[Task directions]: Where a line contains the word "this", copy that line.
-- begin Provided data --
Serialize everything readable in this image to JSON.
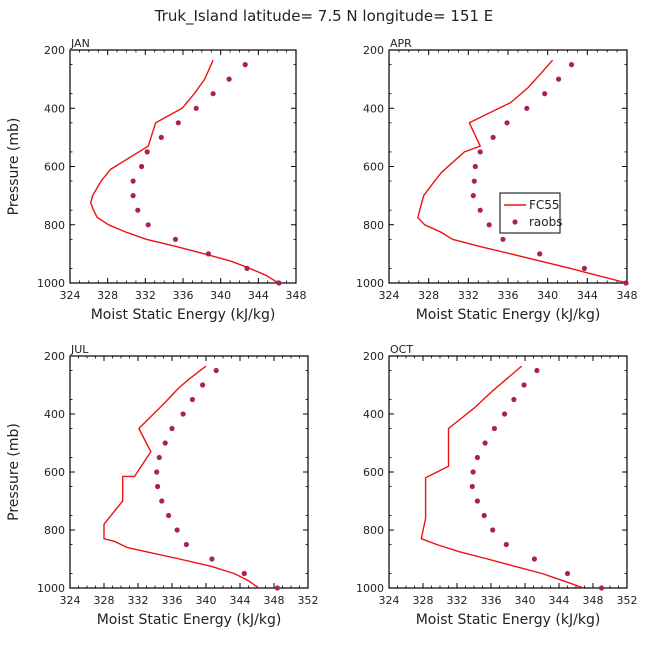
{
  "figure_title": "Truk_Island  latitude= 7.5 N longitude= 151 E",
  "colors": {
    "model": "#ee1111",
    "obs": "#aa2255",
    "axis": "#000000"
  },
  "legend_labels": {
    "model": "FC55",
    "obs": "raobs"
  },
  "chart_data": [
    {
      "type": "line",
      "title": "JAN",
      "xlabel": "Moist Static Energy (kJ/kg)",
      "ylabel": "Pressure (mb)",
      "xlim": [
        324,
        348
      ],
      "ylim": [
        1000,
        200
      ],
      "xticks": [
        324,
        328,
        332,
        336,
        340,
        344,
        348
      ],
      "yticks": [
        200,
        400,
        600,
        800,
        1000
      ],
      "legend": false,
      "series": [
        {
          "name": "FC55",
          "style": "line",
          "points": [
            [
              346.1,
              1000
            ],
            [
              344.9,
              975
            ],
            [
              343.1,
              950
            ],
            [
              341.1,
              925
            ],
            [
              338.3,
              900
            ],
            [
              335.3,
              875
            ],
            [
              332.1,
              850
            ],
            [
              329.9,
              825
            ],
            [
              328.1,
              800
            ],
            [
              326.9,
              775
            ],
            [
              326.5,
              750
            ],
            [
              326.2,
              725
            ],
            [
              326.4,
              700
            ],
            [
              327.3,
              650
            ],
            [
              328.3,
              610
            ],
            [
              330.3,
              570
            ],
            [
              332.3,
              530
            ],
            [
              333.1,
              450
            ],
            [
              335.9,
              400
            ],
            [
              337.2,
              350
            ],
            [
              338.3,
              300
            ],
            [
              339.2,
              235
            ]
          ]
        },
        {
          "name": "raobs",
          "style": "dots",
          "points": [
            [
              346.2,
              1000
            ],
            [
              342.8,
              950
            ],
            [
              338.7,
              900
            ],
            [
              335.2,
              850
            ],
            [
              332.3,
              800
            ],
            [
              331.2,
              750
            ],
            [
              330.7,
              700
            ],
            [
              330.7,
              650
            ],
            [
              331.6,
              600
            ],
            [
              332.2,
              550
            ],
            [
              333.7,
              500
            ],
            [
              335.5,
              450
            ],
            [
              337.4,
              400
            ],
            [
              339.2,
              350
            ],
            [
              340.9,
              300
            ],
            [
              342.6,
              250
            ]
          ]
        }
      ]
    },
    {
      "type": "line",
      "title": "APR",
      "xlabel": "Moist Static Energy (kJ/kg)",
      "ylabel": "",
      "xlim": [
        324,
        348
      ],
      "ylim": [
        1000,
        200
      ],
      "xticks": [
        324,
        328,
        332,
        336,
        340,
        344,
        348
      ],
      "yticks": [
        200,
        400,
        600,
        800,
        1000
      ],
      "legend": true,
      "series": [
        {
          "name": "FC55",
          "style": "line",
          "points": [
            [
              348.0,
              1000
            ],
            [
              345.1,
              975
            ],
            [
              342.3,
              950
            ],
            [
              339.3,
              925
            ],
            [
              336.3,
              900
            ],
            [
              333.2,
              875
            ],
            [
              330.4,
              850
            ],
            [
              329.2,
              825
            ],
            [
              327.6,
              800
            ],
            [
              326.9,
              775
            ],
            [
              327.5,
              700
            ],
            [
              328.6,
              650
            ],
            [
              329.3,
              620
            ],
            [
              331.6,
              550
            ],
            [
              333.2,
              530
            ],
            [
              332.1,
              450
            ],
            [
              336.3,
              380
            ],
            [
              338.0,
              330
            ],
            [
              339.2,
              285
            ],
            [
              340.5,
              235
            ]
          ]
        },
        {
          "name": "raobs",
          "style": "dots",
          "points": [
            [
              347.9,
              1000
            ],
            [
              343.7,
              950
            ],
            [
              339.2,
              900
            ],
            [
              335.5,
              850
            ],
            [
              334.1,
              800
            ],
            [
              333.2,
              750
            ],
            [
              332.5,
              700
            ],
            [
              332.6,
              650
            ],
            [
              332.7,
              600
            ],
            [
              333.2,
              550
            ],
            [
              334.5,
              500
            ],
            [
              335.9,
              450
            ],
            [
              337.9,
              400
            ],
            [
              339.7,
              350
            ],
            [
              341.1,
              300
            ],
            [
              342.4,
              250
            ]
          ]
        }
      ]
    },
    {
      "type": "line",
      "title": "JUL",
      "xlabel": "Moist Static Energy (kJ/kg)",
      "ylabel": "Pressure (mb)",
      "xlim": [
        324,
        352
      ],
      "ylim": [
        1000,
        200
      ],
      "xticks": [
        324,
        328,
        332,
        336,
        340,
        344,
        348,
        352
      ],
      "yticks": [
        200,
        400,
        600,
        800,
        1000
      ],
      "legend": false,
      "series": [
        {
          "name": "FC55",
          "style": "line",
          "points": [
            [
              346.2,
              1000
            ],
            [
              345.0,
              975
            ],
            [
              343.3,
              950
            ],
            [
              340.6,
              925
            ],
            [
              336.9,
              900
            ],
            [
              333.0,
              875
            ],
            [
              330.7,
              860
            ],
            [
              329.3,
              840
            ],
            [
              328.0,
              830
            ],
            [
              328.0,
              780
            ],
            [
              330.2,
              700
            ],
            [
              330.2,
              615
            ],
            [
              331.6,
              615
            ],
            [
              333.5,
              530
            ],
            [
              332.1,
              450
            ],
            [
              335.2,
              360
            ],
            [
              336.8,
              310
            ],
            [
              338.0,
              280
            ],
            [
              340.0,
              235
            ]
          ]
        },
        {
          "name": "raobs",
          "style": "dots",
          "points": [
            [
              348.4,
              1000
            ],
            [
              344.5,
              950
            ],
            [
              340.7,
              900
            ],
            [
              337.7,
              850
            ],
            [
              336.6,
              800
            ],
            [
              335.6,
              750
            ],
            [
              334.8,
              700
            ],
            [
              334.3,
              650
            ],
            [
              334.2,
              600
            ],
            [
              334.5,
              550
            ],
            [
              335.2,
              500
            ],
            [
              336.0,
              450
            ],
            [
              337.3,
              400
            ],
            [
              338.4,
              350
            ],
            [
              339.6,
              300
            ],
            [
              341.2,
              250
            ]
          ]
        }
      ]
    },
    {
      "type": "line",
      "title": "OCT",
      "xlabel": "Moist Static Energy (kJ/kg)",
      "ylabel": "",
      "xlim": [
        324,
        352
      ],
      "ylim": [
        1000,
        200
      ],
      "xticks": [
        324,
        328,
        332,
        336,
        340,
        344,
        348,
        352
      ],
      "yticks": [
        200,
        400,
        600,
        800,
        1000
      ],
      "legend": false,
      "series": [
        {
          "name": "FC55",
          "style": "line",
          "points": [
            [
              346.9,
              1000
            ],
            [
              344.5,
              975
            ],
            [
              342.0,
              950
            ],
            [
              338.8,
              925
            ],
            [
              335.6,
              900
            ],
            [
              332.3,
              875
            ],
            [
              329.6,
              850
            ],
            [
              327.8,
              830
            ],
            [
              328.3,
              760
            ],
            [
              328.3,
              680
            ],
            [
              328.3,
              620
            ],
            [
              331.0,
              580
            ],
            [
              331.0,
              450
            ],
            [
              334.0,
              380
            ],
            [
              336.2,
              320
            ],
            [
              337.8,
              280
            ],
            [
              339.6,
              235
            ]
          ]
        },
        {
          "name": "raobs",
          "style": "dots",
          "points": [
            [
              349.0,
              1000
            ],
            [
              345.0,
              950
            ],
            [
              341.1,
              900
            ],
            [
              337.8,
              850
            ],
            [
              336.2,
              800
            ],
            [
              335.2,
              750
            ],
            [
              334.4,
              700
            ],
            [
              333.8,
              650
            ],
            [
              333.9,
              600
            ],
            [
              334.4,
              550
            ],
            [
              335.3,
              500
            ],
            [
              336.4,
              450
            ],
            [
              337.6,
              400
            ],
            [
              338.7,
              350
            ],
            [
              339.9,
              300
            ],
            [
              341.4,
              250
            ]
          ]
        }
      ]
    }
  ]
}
-- end Provided data --
-- begin Provided data --
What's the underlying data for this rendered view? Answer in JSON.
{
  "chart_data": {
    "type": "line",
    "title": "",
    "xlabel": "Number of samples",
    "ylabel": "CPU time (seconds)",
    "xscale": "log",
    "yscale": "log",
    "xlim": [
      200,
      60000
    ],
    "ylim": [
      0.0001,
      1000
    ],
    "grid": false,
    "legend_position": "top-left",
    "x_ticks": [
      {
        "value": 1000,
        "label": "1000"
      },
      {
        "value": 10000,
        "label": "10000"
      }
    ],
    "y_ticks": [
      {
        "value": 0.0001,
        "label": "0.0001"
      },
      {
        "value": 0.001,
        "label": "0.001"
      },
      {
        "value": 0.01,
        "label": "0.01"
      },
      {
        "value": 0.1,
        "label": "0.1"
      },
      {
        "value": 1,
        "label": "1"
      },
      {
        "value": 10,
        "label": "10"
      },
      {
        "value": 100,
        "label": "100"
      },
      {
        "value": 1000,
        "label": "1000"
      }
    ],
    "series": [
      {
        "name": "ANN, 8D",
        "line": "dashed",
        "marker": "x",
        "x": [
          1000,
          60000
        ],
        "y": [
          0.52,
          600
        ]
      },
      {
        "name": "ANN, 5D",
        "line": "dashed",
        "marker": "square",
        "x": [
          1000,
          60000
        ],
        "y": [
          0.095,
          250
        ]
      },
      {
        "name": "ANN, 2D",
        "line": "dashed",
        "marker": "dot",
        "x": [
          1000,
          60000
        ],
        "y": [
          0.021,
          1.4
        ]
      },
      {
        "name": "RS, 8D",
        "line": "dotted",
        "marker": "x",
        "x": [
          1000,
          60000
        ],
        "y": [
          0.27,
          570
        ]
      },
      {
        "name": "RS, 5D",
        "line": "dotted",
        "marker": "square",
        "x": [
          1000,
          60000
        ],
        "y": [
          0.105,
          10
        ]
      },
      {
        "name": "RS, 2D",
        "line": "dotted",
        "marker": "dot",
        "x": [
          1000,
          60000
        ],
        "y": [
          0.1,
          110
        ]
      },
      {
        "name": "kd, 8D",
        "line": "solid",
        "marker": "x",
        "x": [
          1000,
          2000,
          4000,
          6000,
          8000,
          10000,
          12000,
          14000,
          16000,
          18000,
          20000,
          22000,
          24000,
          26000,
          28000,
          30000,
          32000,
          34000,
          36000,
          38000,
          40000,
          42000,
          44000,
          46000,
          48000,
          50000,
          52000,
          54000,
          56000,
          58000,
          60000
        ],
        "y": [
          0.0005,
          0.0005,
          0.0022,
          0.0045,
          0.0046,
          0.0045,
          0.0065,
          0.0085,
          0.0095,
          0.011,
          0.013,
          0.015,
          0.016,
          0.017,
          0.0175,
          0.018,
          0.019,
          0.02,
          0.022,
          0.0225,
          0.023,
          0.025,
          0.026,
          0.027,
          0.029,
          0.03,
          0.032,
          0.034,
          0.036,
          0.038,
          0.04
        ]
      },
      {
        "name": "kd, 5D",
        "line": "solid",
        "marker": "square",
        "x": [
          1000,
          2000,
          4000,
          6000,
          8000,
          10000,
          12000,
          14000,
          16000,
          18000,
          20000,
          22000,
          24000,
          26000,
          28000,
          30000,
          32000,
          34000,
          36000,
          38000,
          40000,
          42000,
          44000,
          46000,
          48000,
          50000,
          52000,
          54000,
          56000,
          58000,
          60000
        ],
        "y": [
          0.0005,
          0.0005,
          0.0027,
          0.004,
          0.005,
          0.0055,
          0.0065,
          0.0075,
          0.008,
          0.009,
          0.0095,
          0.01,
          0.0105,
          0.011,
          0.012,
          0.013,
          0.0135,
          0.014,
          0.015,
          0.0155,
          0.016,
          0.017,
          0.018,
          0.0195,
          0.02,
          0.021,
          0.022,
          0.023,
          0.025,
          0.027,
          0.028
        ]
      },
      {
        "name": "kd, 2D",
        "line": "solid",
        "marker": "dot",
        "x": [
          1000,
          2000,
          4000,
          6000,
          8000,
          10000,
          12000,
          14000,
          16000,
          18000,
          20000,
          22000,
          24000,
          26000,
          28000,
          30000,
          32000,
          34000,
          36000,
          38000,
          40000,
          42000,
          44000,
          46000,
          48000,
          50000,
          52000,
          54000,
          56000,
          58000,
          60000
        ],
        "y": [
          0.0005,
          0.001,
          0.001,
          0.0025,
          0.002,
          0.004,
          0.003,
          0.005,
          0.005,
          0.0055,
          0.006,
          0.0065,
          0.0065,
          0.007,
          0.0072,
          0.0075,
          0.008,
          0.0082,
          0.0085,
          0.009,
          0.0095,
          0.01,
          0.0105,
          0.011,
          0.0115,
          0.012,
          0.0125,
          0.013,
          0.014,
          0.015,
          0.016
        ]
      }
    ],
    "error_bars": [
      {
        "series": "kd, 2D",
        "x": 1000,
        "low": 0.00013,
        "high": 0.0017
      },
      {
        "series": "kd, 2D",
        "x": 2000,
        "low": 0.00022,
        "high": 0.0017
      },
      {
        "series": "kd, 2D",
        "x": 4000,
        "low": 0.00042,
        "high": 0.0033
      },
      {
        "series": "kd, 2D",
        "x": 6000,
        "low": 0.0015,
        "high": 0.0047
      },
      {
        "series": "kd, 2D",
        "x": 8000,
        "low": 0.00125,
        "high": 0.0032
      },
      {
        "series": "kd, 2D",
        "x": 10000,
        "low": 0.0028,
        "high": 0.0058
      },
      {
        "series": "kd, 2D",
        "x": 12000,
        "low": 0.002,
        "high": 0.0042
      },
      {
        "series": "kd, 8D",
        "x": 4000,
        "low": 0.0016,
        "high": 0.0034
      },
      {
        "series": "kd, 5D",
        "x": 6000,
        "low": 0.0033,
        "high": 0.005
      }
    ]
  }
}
-- end Provided data --
[Result]:
Serialize everything readable in this image to JSON.
What's the underlying data for this rendered view? Answer in JSON.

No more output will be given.